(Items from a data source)

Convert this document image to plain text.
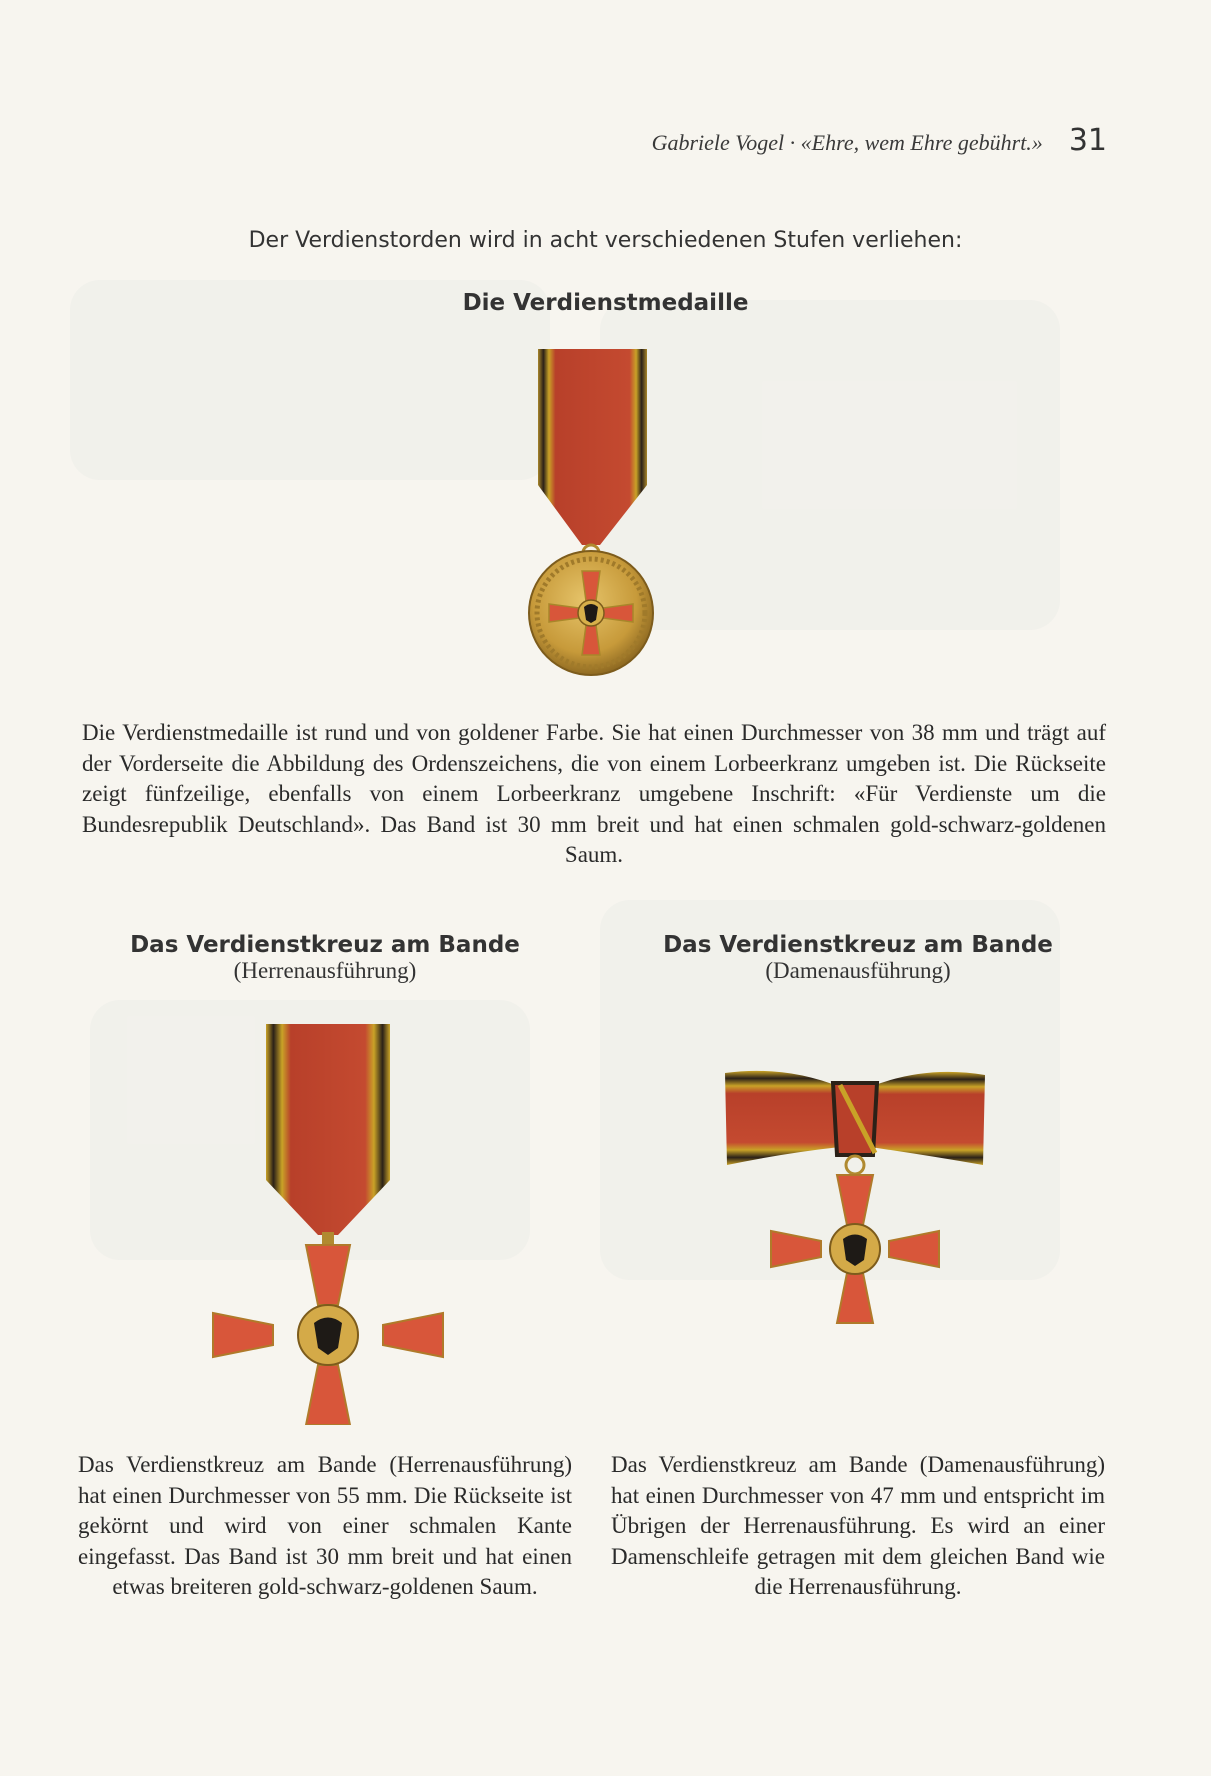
Gabriele Vogel · «Ehre, wem Ehre gebührt.» 31
Der Verdienstorden wird in acht verschiedenen Stufen verliehen:
Die Verdienstmedaille
Die Verdienstmedaille ist rund und von goldener Farbe. Sie hat einen Durchmesser von 38 mm und trägt auf der Vorderseite die Abbildung des Ordenszeichens, die von einem Lorbeerkranz umgeben ist. Die Rückseite zeigt fünfzeilige, ebenfalls von einem Lorbeerkranz umgebene Inschrift: «Für Verdienste um die Bundesrepublik Deutschland». Das Band ist 30 mm breit und hat einen schmalen gold-schwarz-goldenen Saum.
Das Verdienstkreuz am Bande
(Herrenausführung)
Das Verdienstkreuz am Bande
(Damenausführung)
Das Verdienstkreuz am Bande (Herrenausführung) hat einen Durchmesser von 55 mm. Die Rückseite ist gekörnt und wird von einer schmalen Kante eingefasst. Das Band ist 30 mm breit und hat einen etwas breiteren gold-schwarz-goldenen Saum.
Das Verdienstkreuz am Bande (Damenausführung) hat einen Durchmesser von 47 mm und entspricht im Übrigen der Herrenausführung. Es wird an einer Damenschleife getragen mit dem gleichen Band wie die Herrenausführung.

**Task details:** Above are the records. Copy every line in them holding "Verdienstmedaille".

**Final result:**
Die Verdienstmedaille
Die Verdienstmedaille ist rund und von goldener Farbe. Sie hat einen Durchmesser von 38 mm und trägt auf der Vorderseite die Abbildung des Ordenszeichens, die von einem Lorbeerkranz umgeben ist. Die Rückseite zeigt fünfzeilige, ebenfalls von einem Lorbeerkranz umgebene Inschrift: «Für Verdienste um die Bundesrepublik Deutschland». Das Band ist 30 mm breit und hat einen schmalen gold-schwarz-goldenen Saum.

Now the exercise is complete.